▶ _EXERCISE_
Select all lines with the string "avatar" in them, and copy those lines.

▶ _RECORDS SHOWN_
============
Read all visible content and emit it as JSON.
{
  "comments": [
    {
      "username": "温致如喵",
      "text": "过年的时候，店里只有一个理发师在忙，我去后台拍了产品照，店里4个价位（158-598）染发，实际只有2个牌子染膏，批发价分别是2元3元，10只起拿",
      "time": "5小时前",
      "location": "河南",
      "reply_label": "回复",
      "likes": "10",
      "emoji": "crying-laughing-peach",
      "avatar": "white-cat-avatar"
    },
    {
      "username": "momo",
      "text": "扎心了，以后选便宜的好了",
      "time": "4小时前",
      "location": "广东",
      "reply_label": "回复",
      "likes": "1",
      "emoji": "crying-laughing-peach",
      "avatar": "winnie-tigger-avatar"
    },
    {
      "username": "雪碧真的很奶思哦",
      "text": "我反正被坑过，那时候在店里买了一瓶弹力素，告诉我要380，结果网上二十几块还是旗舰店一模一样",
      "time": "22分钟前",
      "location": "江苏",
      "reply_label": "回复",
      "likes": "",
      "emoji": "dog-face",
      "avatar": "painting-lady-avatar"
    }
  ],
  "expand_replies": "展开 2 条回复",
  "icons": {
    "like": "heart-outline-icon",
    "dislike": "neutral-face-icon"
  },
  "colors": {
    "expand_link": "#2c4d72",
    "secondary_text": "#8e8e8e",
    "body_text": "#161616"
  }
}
============
▶ _RESPONSE_
      "avatar": "white-cat-avatar"
      "avatar": "winnie-tigger-avatar"
      "avatar": "painting-lady-avatar"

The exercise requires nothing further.